Directions: Give a count of the lines below that have the string "Account" in them, with no other words.

======== Data rows ========

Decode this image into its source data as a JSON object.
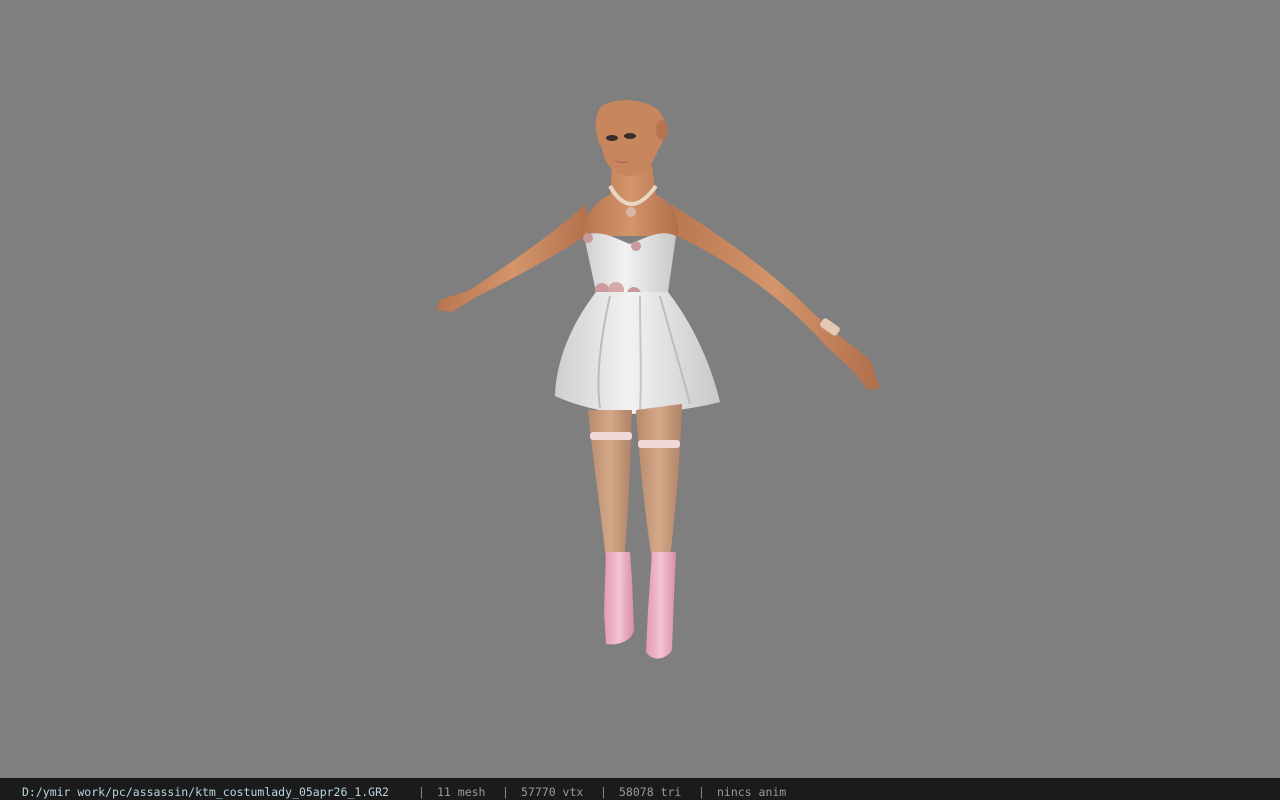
{
  "viewport": {
    "background": "#7f7f7f",
    "model_name": "3d-character-model"
  },
  "statusbar": {
    "file_path": "D:/ymir work/pc/assassin/ktm_costumlady_05apr26_1.GR2",
    "separator": "|",
    "mesh": "11 mesh",
    "vtx": "57770 vtx",
    "tri": "58078 tri",
    "anim": "nincs anim"
  },
  "colors": {
    "skin": "#c9875f",
    "dress": "#e6e6e6",
    "shoes": "#e8a9bd",
    "statusbar_bg": "#1b1b1b",
    "path_text": "#b6d6e0"
  }
}
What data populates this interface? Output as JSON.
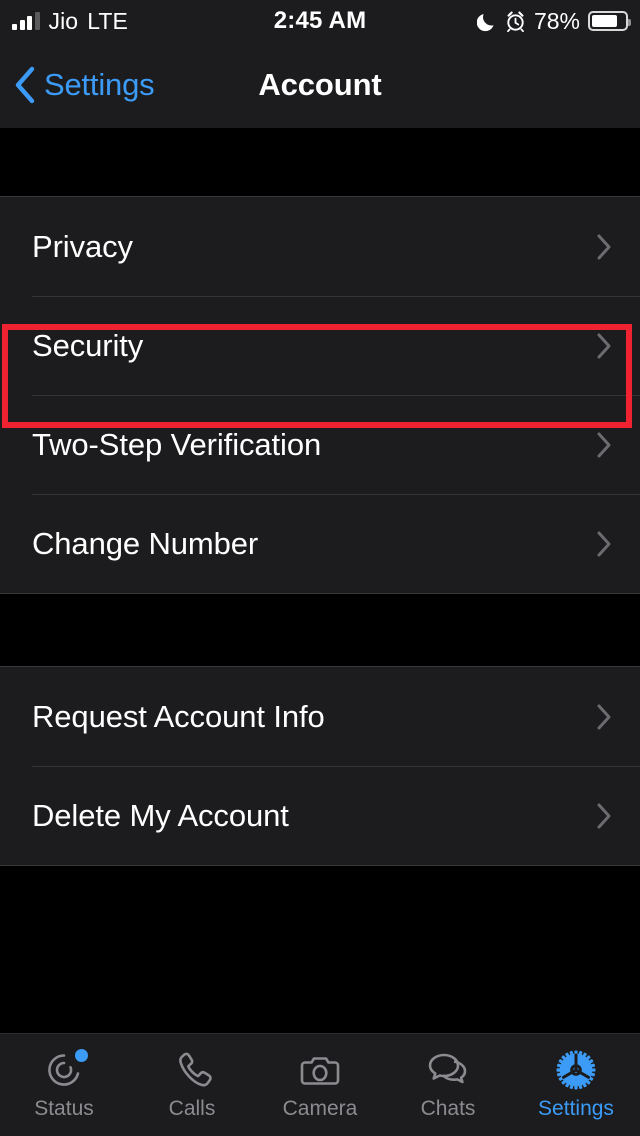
{
  "status_bar": {
    "carrier": "Jio",
    "network": "LTE",
    "time": "2:45 AM",
    "battery_percent": "78%",
    "signal_bars_filled": 3,
    "signal_bars_total": 4,
    "dnd_icon": "moon-icon",
    "alarm_icon": "alarm-icon",
    "battery_icon": "battery-icon"
  },
  "nav": {
    "back_label": "Settings",
    "back_icon": "chevron-left-icon",
    "title": "Account"
  },
  "groups": [
    {
      "rows": [
        {
          "label": "Privacy",
          "chevron": "chevron-right-icon",
          "highlighted": true
        },
        {
          "label": "Security",
          "chevron": "chevron-right-icon",
          "highlighted": false
        },
        {
          "label": "Two-Step Verification",
          "chevron": "chevron-right-icon",
          "highlighted": false
        },
        {
          "label": "Change Number",
          "chevron": "chevron-right-icon",
          "highlighted": false
        }
      ]
    },
    {
      "rows": [
        {
          "label": "Request Account Info",
          "chevron": "chevron-right-icon",
          "highlighted": false
        },
        {
          "label": "Delete My Account",
          "chevron": "chevron-right-icon",
          "highlighted": false
        }
      ]
    }
  ],
  "highlight": {
    "color": "#ee2230",
    "target": "Privacy"
  },
  "tab_bar": {
    "active": "Settings",
    "items": [
      {
        "label": "Status",
        "icon": "status-rings-icon",
        "badge": true
      },
      {
        "label": "Calls",
        "icon": "phone-icon",
        "badge": false
      },
      {
        "label": "Camera",
        "icon": "camera-icon",
        "badge": false
      },
      {
        "label": "Chats",
        "icon": "chat-bubbles-icon",
        "badge": false
      },
      {
        "label": "Settings",
        "icon": "gear-icon",
        "badge": false
      }
    ]
  },
  "colors": {
    "accent": "#3b9bf7",
    "row_bg": "#1c1c1e",
    "page_bg": "#000000",
    "label": "#ffffff",
    "inactive_tab": "#8b8b90",
    "highlight_red": "#ee2230"
  }
}
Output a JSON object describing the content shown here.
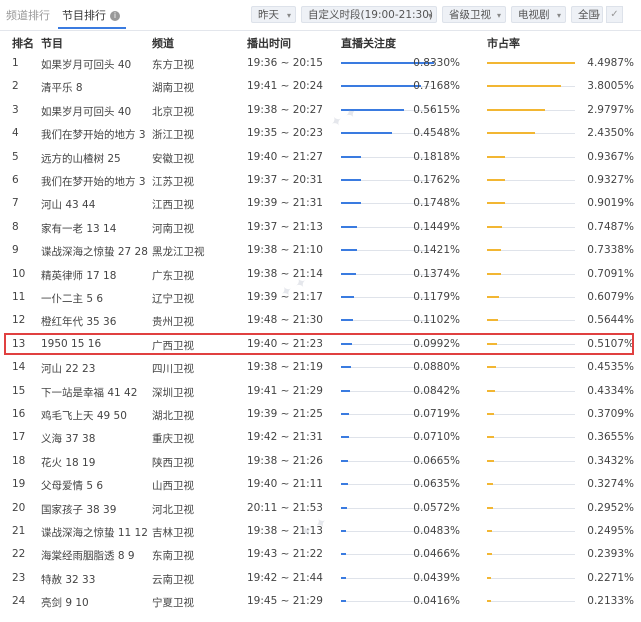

========

Exercise solution: 3